» Part of a data file:
-.-.-
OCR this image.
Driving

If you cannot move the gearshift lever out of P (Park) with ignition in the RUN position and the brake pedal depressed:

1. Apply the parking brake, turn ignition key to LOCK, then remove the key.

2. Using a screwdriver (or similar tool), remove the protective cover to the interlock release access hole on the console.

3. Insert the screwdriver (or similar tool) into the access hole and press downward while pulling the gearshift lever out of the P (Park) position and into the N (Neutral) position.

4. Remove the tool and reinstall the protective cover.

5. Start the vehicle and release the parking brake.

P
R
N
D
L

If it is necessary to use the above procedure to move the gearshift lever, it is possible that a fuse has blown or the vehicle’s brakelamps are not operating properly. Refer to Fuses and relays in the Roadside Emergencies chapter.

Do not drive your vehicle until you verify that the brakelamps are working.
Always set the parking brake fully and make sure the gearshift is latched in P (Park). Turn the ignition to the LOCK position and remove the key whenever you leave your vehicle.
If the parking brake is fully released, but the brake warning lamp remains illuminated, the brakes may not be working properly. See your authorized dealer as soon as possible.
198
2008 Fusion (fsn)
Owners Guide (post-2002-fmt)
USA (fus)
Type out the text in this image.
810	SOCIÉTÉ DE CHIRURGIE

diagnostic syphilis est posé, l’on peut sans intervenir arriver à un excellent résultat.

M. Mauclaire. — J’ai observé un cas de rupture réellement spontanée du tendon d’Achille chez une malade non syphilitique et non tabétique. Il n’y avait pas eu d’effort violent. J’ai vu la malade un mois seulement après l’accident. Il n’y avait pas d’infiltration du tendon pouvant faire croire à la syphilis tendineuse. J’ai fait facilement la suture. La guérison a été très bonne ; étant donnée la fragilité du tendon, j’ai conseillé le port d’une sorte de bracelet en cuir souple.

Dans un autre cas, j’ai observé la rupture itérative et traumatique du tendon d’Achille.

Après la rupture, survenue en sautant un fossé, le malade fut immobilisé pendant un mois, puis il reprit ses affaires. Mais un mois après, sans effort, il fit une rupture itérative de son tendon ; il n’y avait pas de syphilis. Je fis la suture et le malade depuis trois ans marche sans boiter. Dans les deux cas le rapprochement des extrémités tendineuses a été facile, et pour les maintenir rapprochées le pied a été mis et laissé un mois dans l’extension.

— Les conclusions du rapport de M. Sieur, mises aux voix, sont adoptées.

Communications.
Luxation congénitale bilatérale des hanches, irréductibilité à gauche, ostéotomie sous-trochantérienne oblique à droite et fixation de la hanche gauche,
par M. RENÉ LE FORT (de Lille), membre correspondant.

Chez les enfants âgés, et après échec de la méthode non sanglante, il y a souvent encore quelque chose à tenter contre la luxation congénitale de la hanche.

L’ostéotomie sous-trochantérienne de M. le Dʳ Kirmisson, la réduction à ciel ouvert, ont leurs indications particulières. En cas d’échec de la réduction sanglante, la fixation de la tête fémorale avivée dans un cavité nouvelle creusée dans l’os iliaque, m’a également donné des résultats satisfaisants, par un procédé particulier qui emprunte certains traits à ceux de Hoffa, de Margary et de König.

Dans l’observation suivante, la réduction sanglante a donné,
-.-.-
» Task goal:
Using the records above, say how many lines include the string "image". Only the number is wanted.

» Task solution:
2